**What needs to be done:** Produce a verbatim copy of the entries listed below.

-------

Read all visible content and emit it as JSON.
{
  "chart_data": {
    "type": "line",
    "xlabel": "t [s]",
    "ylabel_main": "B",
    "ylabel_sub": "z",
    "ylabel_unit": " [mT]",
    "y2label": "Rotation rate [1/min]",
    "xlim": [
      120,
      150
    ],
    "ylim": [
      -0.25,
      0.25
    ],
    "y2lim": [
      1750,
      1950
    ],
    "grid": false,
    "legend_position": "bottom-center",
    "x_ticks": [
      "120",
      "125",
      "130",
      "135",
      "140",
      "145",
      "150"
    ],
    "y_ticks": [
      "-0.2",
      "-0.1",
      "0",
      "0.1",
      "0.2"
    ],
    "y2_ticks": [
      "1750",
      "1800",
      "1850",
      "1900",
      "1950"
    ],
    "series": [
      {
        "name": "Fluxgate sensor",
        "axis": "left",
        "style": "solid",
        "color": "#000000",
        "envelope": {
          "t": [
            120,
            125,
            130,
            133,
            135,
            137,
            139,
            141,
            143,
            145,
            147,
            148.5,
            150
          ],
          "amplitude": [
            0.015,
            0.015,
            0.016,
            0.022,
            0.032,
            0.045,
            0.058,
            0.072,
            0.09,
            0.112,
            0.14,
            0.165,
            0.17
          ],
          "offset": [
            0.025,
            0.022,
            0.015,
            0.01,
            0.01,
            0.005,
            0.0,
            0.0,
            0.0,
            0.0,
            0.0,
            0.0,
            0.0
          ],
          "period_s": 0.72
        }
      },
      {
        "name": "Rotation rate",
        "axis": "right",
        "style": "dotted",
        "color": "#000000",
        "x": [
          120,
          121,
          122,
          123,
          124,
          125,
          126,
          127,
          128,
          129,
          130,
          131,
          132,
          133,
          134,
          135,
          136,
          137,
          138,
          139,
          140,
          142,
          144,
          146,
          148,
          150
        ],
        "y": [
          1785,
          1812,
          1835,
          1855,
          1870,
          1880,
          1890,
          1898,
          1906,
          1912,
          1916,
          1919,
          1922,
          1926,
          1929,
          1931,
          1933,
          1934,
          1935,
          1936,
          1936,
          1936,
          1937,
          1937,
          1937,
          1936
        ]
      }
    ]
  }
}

-------

**Final result:**
Read all visible content and emit it as JSON.
{
  "chart_data": {
    "type": "line",
    "xlabel": "t [s]",
    "ylabel_main": "B",
    "ylabel_sub": "z",
    "ylabel_unit": " [mT]",
    "y2label": "Rotation rate [1/min]",
    "xlim": [
      120,
      150
    ],
    "ylim": [
      -0.25,
      0.25
    ],
    "y2lim": [
      1750,
      1950
    ],
    "grid": false,
    "legend_position": "bottom-center",
    "x_ticks": [
      "120",
      "125",
      "130",
      "135",
      "140",
      "145",
      "150"
    ],
    "y_ticks": [
      "-0.2",
      "-0.1",
      "0",
      "0.1",
      "0.2"
    ],
    "y2_ticks": [
      "1750",
      "1800",
      "1850",
      "1900",
      "1950"
    ],
    "series": [
      {
        "name": "Fluxgate sensor",
        "axis": "left",
        "style": "solid",
        "color": "#000000",
        "envelope": {
          "t": [
            120,
            125,
            130,
            133,
            135,
            137,
            139,
            141,
            143,
            145,
            147,
            148.5,
            150
          ],
          "amplitude": [
            0.015,
            0.015,
            0.016,
            0.022,
            0.032,
            0.045,
            0.058,
            0.072,
            0.09,
            0.112,
            0.14,
            0.165,
            0.17
          ],
          "offset": [
            0.025,
            0.022,
            0.015,
            0.01,
            0.01,
            0.005,
            0.0,
            0.0,
            0.0,
            0.0,
            0.0,
            0.0,
            0.0
          ],
          "period_s": 0.72
        }
      },
      {
        "name": "Rotation rate",
        "axis": "right",
        "style": "dotted",
        "color": "#000000",
        "x": [
          120,
          121,
          122,
          123,
          124,
          125,
          126,
          127,
          128,
          129,
          130,
          131,
          132,
          133,
          134,
          135,
          136,
          137,
          138,
          139,
          140,
          142,
          144,
          146,
          148,
          150
        ],
        "y": [
          1785,
          1812,
          1835,
          1855,
          1870,
          1880,
          1890,
          1898,
          1906,
          1912,
          1916,
          1919,
          1922,
          1926,
          1929,
          1931,
          1933,
          1934,
          1935,
          1936,
          1936,
          1936,
          1937,
          1937,
          1937,
          1936
        ]
      }
    ]
  }
}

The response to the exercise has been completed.